(Stored dataset items)
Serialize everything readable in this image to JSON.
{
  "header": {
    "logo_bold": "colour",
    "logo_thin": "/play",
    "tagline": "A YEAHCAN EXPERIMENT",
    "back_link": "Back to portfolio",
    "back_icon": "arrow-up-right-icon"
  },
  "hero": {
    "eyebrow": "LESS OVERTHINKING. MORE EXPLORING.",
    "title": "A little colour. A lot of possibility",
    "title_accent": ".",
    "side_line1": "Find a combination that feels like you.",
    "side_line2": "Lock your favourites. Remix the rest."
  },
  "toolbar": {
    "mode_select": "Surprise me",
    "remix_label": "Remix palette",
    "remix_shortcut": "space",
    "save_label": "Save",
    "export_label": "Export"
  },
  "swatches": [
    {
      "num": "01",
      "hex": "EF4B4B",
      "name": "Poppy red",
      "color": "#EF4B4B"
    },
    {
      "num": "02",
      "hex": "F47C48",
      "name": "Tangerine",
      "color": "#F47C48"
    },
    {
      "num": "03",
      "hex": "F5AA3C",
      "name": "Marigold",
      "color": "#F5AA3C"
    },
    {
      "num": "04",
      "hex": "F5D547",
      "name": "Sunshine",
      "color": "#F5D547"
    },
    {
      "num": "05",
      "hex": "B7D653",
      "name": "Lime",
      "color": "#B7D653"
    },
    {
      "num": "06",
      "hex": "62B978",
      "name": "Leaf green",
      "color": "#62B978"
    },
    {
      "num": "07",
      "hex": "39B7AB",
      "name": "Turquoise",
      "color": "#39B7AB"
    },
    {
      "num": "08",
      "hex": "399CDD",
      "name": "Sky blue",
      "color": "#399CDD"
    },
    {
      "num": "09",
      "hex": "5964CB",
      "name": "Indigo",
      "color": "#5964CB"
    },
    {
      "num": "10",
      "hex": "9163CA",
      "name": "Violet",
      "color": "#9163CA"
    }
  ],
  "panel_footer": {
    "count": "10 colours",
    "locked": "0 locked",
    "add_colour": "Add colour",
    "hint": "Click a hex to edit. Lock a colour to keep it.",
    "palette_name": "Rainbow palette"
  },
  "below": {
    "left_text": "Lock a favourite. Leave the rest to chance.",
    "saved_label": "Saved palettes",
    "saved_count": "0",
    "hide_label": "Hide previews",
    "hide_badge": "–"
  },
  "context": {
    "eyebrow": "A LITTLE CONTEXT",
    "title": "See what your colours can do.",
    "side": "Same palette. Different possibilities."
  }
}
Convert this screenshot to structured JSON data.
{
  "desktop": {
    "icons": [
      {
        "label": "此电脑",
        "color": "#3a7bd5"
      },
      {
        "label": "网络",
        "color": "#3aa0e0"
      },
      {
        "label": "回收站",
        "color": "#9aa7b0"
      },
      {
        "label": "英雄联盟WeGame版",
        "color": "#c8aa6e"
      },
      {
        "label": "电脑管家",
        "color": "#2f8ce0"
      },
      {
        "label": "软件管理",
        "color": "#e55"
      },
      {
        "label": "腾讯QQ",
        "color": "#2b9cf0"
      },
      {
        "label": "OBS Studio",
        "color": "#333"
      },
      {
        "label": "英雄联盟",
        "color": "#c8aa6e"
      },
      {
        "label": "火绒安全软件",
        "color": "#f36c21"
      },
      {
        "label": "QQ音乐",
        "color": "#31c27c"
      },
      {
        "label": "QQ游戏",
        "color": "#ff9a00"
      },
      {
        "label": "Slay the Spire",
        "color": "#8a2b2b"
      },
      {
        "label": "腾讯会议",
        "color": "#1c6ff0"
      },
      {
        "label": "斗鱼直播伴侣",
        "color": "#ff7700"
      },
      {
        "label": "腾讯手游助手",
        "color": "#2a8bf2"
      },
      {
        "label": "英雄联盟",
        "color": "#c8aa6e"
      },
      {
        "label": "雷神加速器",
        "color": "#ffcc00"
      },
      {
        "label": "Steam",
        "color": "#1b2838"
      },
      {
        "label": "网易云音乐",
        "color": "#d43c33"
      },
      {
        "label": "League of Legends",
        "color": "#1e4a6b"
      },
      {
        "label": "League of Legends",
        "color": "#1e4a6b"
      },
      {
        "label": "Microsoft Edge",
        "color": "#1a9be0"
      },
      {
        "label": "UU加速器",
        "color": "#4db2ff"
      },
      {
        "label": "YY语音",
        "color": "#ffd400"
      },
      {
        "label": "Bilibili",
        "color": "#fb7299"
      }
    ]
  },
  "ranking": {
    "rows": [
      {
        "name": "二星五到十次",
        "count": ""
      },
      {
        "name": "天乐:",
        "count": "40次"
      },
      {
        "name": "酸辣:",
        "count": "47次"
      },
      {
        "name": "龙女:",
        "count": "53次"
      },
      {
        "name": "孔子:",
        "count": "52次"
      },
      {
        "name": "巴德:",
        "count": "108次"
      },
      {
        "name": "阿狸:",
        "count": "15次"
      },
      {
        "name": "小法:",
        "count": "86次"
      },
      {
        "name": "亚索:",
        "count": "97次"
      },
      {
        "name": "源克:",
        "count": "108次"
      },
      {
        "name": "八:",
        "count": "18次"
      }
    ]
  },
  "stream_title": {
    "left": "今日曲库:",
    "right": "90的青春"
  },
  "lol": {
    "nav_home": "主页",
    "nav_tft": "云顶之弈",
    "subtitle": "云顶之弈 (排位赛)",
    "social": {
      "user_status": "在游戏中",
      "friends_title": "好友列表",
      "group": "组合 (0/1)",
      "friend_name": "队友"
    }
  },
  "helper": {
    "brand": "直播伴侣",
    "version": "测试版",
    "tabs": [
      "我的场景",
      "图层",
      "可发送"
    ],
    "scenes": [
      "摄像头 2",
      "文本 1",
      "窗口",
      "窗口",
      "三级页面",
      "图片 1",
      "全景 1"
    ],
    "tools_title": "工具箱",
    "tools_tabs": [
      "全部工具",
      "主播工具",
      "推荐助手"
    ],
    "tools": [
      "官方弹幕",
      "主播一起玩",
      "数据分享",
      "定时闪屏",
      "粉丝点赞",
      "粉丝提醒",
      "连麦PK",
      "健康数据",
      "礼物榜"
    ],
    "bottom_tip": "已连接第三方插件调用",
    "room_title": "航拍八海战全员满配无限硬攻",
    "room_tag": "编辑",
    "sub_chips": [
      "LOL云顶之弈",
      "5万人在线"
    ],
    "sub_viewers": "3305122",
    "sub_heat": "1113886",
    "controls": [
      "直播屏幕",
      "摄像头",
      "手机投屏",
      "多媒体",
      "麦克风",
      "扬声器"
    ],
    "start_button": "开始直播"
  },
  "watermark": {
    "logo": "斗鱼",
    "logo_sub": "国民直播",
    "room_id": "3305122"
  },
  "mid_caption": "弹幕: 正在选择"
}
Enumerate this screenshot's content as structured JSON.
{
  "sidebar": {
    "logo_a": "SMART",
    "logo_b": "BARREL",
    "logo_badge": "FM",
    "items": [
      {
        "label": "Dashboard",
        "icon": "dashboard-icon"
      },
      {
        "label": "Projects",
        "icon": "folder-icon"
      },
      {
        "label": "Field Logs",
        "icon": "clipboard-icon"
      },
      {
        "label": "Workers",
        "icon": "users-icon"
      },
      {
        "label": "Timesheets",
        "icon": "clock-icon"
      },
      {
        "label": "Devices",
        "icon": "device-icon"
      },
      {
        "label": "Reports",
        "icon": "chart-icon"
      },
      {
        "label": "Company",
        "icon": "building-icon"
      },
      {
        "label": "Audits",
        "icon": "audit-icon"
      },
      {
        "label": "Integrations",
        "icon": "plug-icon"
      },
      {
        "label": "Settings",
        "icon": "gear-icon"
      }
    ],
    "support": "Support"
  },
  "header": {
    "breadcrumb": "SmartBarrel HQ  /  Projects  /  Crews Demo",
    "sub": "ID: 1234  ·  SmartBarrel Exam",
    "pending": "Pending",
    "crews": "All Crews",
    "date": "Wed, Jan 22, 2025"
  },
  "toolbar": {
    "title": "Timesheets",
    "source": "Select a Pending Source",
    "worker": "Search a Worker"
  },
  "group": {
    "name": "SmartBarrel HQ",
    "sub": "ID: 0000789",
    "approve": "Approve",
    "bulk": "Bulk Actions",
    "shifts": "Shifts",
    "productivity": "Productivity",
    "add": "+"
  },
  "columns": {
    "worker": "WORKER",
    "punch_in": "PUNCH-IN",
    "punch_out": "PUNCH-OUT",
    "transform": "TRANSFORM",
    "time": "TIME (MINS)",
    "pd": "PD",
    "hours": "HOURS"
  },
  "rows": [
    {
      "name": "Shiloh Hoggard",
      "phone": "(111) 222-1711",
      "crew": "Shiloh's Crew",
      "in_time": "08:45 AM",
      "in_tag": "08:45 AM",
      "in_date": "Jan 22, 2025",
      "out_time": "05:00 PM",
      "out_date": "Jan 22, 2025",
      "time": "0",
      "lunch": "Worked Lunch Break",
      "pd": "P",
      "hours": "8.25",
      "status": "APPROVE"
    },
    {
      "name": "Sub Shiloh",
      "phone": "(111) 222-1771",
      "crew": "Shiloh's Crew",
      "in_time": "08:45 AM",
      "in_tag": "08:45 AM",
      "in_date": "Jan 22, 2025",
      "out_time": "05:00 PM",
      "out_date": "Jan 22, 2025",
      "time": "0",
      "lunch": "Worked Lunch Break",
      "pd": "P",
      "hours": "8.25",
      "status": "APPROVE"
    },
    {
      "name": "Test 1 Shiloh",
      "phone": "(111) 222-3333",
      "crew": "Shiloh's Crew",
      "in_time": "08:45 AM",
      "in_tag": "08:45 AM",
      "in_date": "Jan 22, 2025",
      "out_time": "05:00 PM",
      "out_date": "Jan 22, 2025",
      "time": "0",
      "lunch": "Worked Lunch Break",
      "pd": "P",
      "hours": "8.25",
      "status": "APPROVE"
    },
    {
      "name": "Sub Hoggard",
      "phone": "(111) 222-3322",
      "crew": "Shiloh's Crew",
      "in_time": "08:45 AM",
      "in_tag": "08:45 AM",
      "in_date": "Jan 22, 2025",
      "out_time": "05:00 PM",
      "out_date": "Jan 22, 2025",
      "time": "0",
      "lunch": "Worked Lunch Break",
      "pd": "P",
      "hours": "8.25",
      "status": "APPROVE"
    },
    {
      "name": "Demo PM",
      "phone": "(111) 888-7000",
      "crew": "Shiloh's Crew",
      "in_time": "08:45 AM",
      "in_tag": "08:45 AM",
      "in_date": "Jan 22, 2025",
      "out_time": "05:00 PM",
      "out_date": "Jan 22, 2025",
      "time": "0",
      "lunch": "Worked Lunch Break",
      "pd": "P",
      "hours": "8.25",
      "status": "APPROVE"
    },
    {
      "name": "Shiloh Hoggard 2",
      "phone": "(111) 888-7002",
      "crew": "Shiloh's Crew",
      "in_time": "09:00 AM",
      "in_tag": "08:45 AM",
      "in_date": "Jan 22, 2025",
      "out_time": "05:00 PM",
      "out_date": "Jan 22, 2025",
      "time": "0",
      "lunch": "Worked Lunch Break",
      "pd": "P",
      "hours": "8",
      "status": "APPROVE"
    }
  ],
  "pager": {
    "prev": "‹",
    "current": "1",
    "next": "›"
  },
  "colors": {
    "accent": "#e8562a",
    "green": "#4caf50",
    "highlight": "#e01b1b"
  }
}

**To do**
From the material, report only how many lines include the word "phone".

**Response to the task**
6